**Task objective**: Comb the records below for the string "accessibile" and copy each line where it turns up.

**Given records**:
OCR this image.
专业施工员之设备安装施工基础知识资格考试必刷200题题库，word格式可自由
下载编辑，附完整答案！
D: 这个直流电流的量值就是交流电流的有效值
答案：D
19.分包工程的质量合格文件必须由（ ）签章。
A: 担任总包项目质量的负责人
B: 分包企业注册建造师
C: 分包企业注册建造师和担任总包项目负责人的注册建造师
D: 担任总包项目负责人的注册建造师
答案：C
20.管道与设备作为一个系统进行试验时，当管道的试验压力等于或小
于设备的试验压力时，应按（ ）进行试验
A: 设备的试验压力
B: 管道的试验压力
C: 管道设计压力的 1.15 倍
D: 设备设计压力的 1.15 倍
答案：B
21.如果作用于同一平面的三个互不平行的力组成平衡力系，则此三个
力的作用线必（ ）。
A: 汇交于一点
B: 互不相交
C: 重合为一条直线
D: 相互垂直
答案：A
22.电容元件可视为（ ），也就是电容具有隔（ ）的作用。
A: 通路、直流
...
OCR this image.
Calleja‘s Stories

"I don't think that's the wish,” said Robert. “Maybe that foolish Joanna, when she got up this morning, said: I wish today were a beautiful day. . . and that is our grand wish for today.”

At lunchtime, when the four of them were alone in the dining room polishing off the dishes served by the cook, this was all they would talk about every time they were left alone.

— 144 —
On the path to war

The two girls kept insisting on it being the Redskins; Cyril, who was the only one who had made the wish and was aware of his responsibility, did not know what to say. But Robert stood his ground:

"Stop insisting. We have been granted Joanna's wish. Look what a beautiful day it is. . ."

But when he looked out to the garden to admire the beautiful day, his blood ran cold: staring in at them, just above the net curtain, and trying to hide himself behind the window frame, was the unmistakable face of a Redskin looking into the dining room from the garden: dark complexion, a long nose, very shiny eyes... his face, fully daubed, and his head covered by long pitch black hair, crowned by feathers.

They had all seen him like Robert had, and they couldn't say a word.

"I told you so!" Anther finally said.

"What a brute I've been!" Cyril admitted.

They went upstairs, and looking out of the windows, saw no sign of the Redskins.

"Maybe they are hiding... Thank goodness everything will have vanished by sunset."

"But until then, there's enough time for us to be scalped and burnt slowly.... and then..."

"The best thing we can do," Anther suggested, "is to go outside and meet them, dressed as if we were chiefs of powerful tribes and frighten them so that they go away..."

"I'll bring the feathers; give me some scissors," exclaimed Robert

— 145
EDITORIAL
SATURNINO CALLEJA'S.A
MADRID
* * *
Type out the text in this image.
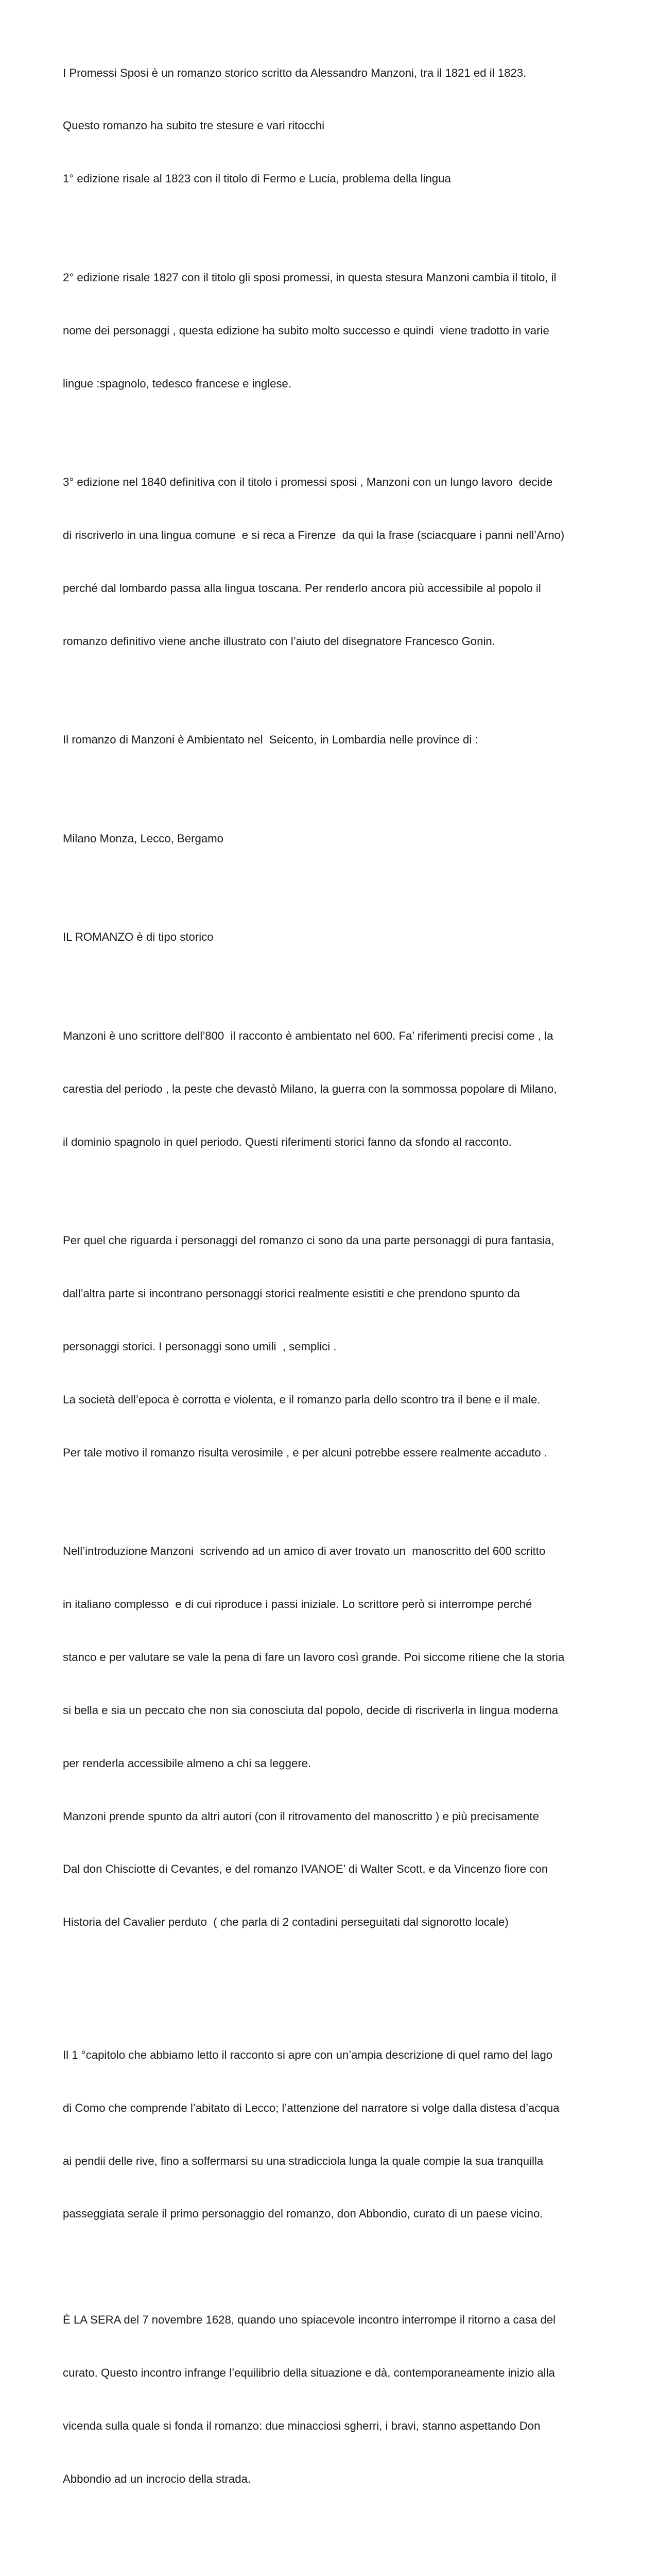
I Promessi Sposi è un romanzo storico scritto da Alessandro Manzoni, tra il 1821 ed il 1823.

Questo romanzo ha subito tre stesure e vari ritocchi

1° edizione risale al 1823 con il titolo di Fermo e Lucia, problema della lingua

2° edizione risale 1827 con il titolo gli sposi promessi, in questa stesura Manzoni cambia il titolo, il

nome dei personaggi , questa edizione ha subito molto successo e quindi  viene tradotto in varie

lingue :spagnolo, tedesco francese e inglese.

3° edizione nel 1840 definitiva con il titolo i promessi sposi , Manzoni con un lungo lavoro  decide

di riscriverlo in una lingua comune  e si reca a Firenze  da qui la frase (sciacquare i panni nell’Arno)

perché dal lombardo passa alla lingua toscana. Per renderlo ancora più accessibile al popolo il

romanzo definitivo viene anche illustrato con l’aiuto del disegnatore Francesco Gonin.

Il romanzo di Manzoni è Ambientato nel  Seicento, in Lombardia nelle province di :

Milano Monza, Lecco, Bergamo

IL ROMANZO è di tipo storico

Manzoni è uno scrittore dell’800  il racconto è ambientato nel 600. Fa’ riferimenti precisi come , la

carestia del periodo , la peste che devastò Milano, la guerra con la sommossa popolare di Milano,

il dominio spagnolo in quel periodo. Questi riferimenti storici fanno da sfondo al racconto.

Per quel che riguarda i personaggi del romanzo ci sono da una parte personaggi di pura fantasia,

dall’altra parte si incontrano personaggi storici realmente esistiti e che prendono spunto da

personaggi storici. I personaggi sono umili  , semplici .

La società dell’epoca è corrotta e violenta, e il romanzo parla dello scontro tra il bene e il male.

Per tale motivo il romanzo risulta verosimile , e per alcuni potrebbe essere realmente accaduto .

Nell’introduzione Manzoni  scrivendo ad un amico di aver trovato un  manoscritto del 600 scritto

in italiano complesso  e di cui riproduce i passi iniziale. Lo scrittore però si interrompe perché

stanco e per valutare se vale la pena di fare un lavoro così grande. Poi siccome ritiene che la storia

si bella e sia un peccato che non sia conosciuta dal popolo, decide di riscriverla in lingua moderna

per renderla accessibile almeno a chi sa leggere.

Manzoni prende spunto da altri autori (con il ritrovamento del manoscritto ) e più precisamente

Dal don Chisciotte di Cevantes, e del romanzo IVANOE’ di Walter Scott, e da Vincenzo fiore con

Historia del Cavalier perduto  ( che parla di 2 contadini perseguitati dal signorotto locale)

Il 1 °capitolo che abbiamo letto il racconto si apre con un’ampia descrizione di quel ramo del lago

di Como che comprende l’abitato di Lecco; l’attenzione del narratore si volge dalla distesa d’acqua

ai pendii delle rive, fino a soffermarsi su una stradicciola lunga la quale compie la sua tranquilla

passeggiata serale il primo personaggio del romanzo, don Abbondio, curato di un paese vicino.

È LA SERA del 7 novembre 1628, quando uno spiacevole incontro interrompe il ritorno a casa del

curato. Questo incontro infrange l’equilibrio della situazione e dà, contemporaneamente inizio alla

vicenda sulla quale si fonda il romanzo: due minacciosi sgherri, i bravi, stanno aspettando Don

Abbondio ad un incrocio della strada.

**Written reply**:
perché dal lombardo passa alla lingua toscana. Per renderlo ancora più accessibile al popolo il
per renderla accessibile almeno a chi sa leggere.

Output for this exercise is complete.